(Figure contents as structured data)
━━━━━━━━━━━━━━━━

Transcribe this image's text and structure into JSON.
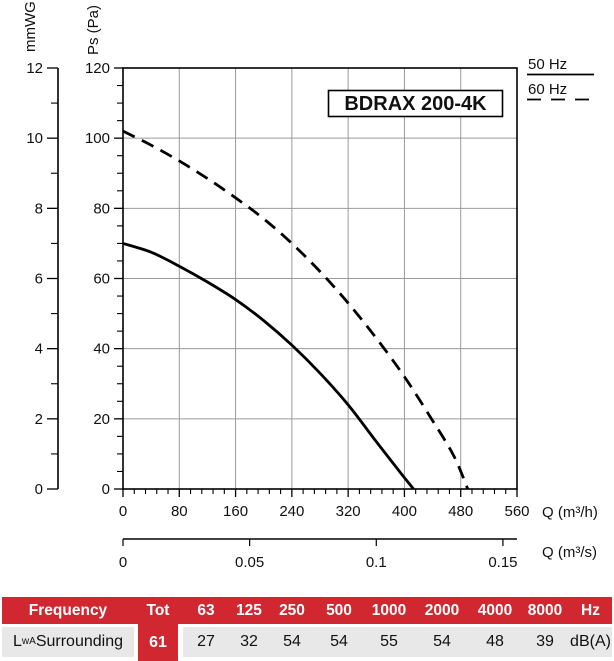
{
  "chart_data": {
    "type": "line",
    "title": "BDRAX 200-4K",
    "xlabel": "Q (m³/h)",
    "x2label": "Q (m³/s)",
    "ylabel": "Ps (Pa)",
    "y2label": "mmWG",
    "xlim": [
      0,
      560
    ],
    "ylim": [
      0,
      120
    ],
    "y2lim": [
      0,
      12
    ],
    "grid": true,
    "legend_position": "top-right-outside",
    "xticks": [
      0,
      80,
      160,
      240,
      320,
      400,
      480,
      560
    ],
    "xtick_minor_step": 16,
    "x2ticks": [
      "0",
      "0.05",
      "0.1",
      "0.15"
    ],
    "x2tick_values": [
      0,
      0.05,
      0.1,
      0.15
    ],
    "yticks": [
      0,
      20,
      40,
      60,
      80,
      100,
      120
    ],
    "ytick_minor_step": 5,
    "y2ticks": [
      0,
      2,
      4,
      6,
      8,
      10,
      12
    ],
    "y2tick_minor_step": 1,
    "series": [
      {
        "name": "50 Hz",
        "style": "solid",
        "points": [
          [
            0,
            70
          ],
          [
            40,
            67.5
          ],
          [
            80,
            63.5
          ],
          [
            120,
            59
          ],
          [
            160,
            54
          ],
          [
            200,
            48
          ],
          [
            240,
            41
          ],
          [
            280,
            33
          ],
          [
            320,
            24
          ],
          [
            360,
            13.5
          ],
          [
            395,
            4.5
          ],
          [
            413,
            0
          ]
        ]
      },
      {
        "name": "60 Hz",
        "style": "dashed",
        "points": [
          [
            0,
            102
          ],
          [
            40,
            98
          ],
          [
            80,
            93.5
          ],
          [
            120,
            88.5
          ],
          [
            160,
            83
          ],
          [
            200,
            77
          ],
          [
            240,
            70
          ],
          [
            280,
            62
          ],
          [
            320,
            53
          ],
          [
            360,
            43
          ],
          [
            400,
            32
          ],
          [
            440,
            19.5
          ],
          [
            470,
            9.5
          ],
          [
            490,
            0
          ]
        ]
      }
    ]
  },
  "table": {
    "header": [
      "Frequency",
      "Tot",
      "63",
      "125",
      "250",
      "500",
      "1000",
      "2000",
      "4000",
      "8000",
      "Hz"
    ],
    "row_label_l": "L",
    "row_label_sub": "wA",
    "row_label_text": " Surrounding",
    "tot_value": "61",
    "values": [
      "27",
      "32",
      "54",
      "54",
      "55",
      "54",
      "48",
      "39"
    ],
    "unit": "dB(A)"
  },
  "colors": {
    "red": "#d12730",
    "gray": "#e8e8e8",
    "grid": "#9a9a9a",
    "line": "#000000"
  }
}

━━━━━━━━━━━━━━━━

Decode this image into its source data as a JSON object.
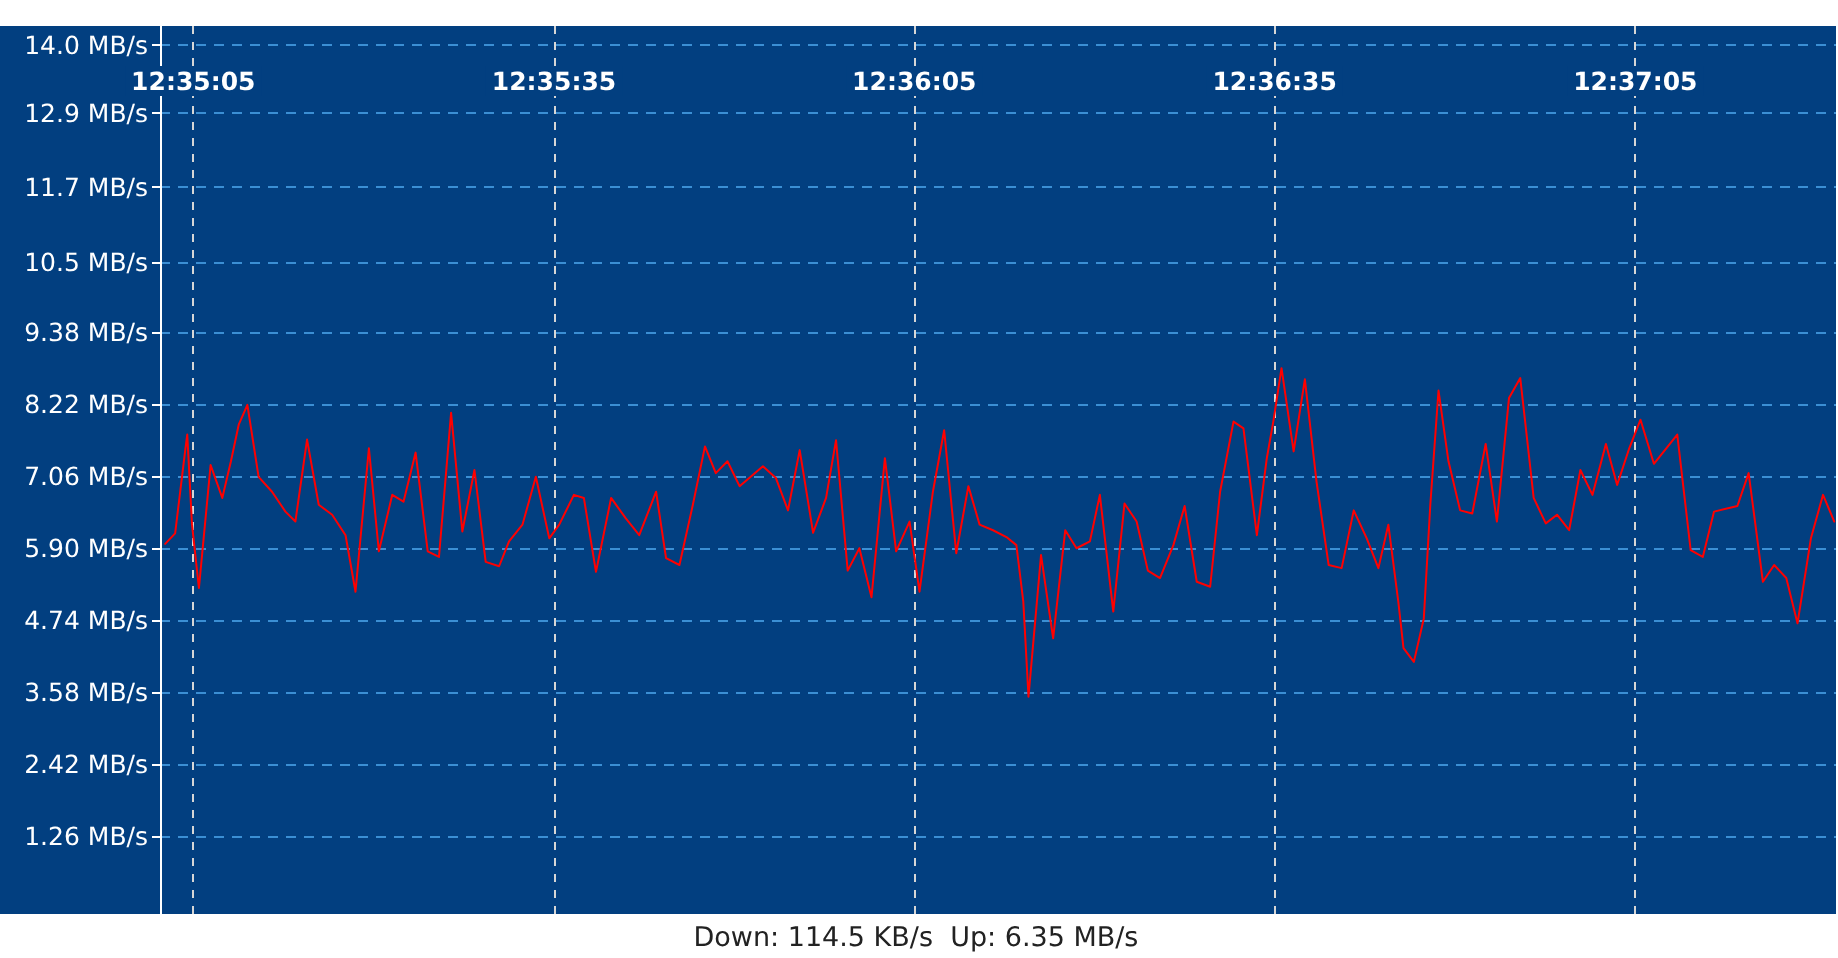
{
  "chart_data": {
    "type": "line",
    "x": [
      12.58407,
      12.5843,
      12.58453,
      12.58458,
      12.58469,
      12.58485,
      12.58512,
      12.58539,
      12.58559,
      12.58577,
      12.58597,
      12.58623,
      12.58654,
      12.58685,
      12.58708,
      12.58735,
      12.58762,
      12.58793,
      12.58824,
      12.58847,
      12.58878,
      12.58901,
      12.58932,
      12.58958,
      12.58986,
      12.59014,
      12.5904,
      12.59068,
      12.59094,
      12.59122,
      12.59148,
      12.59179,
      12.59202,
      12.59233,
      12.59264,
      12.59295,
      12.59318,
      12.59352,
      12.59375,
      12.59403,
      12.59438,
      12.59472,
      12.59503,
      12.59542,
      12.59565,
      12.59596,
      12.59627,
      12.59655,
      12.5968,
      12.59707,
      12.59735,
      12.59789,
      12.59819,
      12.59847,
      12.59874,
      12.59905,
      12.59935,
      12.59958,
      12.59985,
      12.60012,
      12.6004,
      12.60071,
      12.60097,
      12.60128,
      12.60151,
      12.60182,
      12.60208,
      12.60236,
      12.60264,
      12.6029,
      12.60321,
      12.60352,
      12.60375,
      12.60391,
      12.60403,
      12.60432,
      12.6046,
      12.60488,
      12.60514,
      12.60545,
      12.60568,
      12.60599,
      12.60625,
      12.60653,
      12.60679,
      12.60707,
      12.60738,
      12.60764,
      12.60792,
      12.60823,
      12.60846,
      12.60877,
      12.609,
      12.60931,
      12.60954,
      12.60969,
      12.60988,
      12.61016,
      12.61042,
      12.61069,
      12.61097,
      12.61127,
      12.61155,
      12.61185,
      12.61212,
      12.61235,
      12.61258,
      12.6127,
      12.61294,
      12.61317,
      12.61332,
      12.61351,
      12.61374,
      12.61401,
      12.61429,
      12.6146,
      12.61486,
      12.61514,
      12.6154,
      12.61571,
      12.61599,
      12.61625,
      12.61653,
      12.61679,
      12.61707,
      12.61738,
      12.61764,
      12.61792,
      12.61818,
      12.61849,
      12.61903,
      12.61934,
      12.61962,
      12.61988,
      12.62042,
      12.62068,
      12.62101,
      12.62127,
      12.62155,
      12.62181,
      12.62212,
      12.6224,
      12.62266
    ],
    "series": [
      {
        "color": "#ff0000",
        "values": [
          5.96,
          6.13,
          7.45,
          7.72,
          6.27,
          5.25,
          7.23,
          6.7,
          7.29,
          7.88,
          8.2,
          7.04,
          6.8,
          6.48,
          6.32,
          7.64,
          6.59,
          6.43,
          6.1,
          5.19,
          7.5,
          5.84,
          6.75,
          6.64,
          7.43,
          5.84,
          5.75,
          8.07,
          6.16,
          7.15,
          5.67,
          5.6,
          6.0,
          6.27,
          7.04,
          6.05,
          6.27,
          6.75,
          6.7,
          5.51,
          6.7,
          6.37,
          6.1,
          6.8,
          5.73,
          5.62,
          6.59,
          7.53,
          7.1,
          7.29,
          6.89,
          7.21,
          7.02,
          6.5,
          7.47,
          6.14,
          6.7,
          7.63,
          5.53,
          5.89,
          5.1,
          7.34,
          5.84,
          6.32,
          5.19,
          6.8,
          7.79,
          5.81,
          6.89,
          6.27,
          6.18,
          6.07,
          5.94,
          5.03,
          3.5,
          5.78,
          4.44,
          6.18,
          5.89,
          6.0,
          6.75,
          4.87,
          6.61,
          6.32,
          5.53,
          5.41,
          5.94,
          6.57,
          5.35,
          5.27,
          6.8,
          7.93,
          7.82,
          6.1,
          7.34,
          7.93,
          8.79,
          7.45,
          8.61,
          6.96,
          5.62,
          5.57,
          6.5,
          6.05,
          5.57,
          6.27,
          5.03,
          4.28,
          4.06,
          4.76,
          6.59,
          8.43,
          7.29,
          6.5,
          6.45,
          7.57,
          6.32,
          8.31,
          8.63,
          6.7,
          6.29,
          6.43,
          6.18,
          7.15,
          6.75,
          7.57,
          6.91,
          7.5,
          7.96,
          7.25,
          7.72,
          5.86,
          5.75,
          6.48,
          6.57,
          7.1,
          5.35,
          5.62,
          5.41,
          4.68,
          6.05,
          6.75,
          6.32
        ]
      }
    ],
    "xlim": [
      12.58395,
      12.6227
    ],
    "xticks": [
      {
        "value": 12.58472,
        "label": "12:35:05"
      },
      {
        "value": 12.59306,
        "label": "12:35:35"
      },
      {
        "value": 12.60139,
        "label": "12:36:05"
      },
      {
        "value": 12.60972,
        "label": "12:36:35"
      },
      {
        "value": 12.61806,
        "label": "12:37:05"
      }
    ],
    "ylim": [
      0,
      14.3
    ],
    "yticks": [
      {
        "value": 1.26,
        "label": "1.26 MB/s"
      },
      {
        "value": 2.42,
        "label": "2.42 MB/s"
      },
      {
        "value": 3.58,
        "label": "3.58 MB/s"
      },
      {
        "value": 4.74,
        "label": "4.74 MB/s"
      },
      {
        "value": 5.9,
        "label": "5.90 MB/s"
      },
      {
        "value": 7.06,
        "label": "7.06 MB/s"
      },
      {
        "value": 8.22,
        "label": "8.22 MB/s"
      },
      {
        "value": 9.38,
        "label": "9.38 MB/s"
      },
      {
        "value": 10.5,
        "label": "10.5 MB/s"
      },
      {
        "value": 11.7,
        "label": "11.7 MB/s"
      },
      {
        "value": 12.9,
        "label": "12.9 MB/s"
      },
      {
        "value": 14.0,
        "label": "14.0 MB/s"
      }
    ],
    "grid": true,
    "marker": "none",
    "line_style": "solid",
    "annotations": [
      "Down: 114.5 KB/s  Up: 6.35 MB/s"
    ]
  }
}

━━━━━━━━━━━━━━━━

Copy each line that contains the word "image".

ANSWER BELOW
Transcribe this image's text and structure into JSON.
Decode this image into its source data as a JSON object.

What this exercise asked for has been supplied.